Information provided:

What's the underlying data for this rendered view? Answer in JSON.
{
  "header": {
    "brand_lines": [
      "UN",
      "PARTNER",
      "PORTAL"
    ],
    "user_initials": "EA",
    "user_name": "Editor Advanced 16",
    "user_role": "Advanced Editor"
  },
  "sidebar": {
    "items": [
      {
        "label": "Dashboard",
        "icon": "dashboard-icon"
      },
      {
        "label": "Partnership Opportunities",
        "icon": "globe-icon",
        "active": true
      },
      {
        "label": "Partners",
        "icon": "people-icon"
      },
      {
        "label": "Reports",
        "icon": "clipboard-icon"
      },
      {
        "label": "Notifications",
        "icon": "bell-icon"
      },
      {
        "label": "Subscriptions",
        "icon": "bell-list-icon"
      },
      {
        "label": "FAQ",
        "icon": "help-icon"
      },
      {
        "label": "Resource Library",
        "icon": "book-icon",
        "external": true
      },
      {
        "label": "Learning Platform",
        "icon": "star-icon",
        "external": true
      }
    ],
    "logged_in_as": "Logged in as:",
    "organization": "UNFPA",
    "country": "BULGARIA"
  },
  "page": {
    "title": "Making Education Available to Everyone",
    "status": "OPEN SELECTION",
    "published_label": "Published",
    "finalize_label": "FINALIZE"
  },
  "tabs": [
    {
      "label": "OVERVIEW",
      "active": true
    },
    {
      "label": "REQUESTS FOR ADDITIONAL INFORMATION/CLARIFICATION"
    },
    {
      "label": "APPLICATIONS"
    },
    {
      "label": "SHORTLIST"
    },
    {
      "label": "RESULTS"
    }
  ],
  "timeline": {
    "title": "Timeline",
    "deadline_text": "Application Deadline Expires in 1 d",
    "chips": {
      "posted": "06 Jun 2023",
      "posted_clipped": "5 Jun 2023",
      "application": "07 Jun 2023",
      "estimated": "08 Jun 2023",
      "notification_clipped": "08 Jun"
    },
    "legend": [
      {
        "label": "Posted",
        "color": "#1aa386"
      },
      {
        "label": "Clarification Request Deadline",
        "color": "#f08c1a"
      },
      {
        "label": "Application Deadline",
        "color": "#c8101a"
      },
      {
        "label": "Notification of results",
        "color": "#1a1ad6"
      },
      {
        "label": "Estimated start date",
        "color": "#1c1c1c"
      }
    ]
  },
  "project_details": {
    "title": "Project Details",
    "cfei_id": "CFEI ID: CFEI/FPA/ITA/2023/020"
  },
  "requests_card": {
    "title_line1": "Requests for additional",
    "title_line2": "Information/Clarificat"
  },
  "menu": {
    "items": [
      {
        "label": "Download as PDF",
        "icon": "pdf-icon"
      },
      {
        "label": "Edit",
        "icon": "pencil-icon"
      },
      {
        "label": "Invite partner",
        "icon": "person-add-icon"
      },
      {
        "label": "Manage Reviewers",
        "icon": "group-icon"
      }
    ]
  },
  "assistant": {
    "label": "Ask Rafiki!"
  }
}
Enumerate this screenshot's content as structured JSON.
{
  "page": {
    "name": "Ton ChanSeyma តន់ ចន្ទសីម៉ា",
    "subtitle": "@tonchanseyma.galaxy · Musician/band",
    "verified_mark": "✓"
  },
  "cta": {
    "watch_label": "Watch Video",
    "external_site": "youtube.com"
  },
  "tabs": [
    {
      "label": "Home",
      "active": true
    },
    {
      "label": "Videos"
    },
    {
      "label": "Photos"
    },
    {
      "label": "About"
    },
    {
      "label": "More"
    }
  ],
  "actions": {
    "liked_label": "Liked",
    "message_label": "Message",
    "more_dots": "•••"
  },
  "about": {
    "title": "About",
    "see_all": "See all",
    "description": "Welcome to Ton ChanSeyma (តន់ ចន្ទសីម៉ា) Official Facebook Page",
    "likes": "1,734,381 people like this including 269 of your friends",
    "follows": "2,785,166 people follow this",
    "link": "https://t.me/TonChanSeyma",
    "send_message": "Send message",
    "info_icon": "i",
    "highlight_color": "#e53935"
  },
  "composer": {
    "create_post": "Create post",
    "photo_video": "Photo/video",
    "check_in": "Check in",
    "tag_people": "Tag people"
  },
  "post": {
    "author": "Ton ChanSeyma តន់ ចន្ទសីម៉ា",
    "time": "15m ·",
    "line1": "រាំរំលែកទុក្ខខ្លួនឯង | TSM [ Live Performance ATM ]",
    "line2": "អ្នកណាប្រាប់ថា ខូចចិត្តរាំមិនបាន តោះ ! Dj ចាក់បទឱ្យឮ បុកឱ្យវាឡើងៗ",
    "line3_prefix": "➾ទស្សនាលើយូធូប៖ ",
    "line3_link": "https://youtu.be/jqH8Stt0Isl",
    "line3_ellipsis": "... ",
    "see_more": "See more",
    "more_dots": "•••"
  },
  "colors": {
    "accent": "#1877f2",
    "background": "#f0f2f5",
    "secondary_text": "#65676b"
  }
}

Task instructions:
For this exercise, please retype exactly the lines in the listing from the line with "Enumerate this screenshot's" through its last line, both ends included.

Exercise output:
Enumerate this screenshot's content as structured JSON.
{
  "page": {
    "name": "Ton ChanSeyma តន់ ចន្ទសីម៉ា",
    "subtitle": "@tonchanseyma.galaxy · Musician/band",
    "verified_mark": "✓"
  },
  "cta": {
    "watch_label": "Watch Video",
    "external_site": "youtube.com"
  },
  "tabs": [
    {
      "label": "Home",
      "active": true
    },
    {
      "label": "Videos"
    },
    {
      "label": "Photos"
    },
    {
      "label": "About"
    },
    {
      "label": "More"
    }
  ],
  "actions": {
    "liked_label": "Liked",
    "message_label": "Message",
    "more_dots": "•••"
  },
  "about": {
    "title": "About",
    "see_all": "See all",
    "description": "Welcome to Ton ChanSeyma (តន់ ចន្ទសីម៉ា) Official Facebook Page",
    "likes": "1,734,381 people like this including 269 of your friends",
    "follows": "2,785,166 people follow this",
    "link": "https://t.me/TonChanSeyma",
    "send_message": "Send message",
    "info_icon": "i",
    "highlight_color": "#e53935"
  },
  "composer": {
    "create_post": "Create post",
    "photo_video": "Photo/video",
    "check_in": "Check in",
    "tag_people": "Tag people"
  },
  "post": {
    "author": "Ton ChanSeyma តន់ ចន្ទសីម៉ា",
    "time": "15m ·",
    "line1": "រាំរំលែកទុក្ខខ្លួនឯង | TSM [ Live Performance ATM ]",
    "line2": "អ្នកណាប្រាប់ថា ខូចចិត្តរាំមិនបាន តោះ ! Dj ចាក់បទឱ្យឮ បុកឱ្យវាឡើងៗ",
    "line3_prefix": "➾ទស្សនាលើយូធូប៖ ",
    "line3_link": "https://youtu.be/jqH8Stt0Isl",
    "line3_ellipsis": "... ",
    "see_more": "See more",
    "more_dots": "•••"
  },
  "colors": {
    "accent": "#1877f2",
    "background": "#f0f2f5",
    "secondary_text": "#65676b"
  }
}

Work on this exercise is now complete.